Data entries for graphics
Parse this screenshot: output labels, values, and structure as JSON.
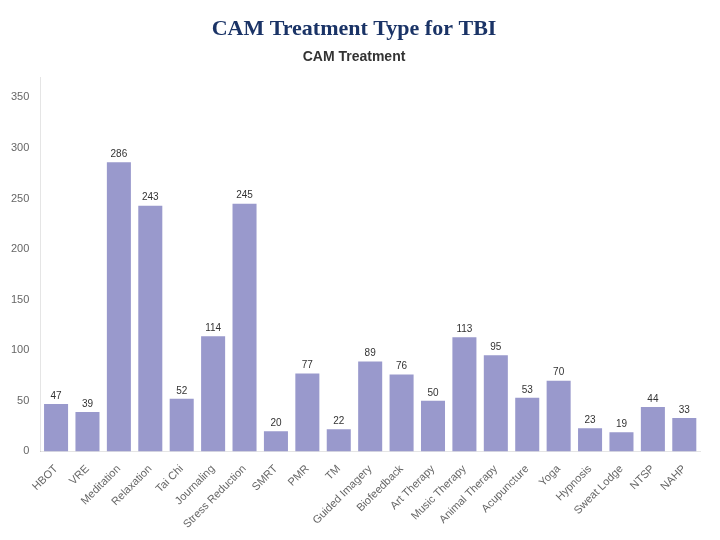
{
  "chart_data": {
    "type": "bar",
    "title": "CAM Treatment Type for TBI",
    "subtitle": "CAM Treatment",
    "categories": [
      "HBOT",
      "VRE",
      "Meditation",
      "Relaxation",
      "Tai Chi",
      "Journaling",
      "Stress Reduction",
      "SMRT",
      "PMR",
      "TM",
      "Guided Imagery",
      "Biofeedback",
      "Art Therapy",
      "Music Therapy",
      "Animal Therapy",
      "Acupuncture",
      "Yoga",
      "Hypnosis",
      "Sweat Lodge",
      "NTSP",
      "NAHP"
    ],
    "values": [
      47,
      39,
      286,
      243,
      52,
      114,
      245,
      20,
      77,
      22,
      89,
      76,
      50,
      113,
      95,
      53,
      70,
      23,
      19,
      44,
      33
    ],
    "color": "#9999cc",
    "ylim": [
      0,
      370
    ],
    "yticks": [
      0,
      50,
      100,
      150,
      200,
      250,
      300,
      350
    ],
    "grid": false,
    "data_labels": true
  }
}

WHAT IS ASKED:
The listing above needs to be output again exactly. Don't include the pictures.

SOLUTION TO THIS PROBLEM:
Parse this screenshot: output labels, values, and structure as JSON.
{
  "chart_data": {
    "type": "bar",
    "title": "CAM Treatment Type for TBI",
    "subtitle": "CAM Treatment",
    "categories": [
      "HBOT",
      "VRE",
      "Meditation",
      "Relaxation",
      "Tai Chi",
      "Journaling",
      "Stress Reduction",
      "SMRT",
      "PMR",
      "TM",
      "Guided Imagery",
      "Biofeedback",
      "Art Therapy",
      "Music Therapy",
      "Animal Therapy",
      "Acupuncture",
      "Yoga",
      "Hypnosis",
      "Sweat Lodge",
      "NTSP",
      "NAHP"
    ],
    "values": [
      47,
      39,
      286,
      243,
      52,
      114,
      245,
      20,
      77,
      22,
      89,
      76,
      50,
      113,
      95,
      53,
      70,
      23,
      19,
      44,
      33
    ],
    "color": "#9999cc",
    "ylim": [
      0,
      370
    ],
    "yticks": [
      0,
      50,
      100,
      150,
      200,
      250,
      300,
      350
    ],
    "grid": false,
    "data_labels": true
  }
}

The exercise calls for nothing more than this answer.